(Direction) Note each line where "защищенной" appears, and copy it.

-- Start of Data --

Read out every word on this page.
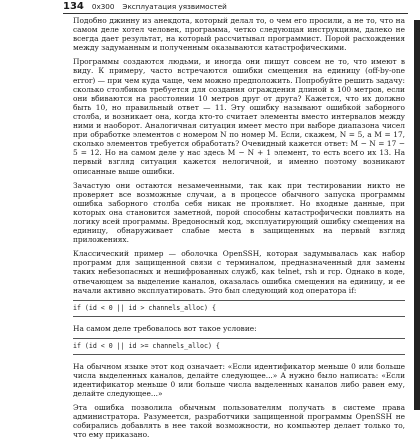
134 0x300 Эксплуатация уязвимостей

Подобно джинну из анекдота, который делал то, о чем его просили, а не то, что на самом деле хотел человек, программа, четко следующая инструкциям, далеко не всегда дает результат, на который рассчитывал программист. Порой расхождения между задуманным и полученным оказываются катастрофическими.

Программы создаются людьми, и иногда они пишут совсем не то, что имеют в виду. К примеру, часто встречаются ошибки смещения на единицу (off-by-one error) — при чем куда чаще, чем можно предположить. Попробуйте решить задачу: сколько столбиков требуется для создания ограждения длиной в 100 метров, если они вбиваются на расстоянии 10 метров друг от друга? Кажется, что их должно быть 10, но правильный ответ — 11. Эту ошибку называют ошибкой заборного столба, и возникает она, когда кто-то считает элементы вместо интервалов между ними и наоборот. Аналогичная ситуация имеет место при выборе диапазона чисел при обработке элементов с номером N по номер M. Если, скажем, N = 5, а M = 17, сколько элементов требуется обработать? Очевидный кажется ответ: M − N = 17 − 5 = 12. Но на самом деле у нас здесь M − N + 1 элемент, то есть всего их 13. На первый взгляд ситуация кажется нелогичной, и именно поэтому возникают описанные выше ошибки.

Зачастую они остаются незамеченными, так как при тестировании никто не проверяет все возможные случаи, а в процессе обычного запуска программы ошибка заборного столба себя никак не проявляет. Но входные данные, при которых она становится заметной, порой способны катастрофически повлиять на логику всей программы. Вредоносный код, эксплуатирующий ошибку смещения на единицу, обнаруживает слабые места в защищенных на первый взгляд приложениях.

Классический пример — оболочка OpenSSH, которая задумывалась как набор программ для защищенной связи с терминалом, предназначенный для замены таких небезопасных и нешифрованных служб, как telnet, rsh и rcp. Однако в коде, отвечающем за выделение каналов, оказалась ошибка смещения на единицу, и ее начали активно эксплуатировать. Это был следующий код оператора if:

if (id < 0 || id > channels_alloc) {

На самом деле требовалось вот такое условие:

if (id < 0 || id >= channels_alloc) {

На обычном языке этот код означает: «Если идентификатор меньше 0 или больше числа выделенных каналов, делайте следующее...» А нужно было написать: «Если идентификатор меньше 0 или больше числа выделенных каналов либо равен ему, делайте следующее...»

Эта ошибка позволила обычным пользователям получать в системе права администратора. Разумеется, разработчики защищенной программы OpenSSH не собирались добавлять в нее такой возможности, но компьютер делает только то, что ему приказано.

-- End of Data --

(Result of the task)
Классический пример — оболочка OpenSSH, которая задумывалась как набор программ для защищенной связи с терминалом, предназначенный для замены таких небезопасных и нешифрованных служб, как telnet, rsh и rcp. Однако в коде, отвечающем за выделение каналов, оказалась ошибка смещения на единицу, и ее начали активно эксплуатировать. Это был следующий код оператора if:
Эта ошибка позволила обычным пользователям получать в системе права администратора. Разумеется, разработчики защищенной программы OpenSSH не собирались добавлять в нее такой возможности, но компьютер делает только то, что ему приказано.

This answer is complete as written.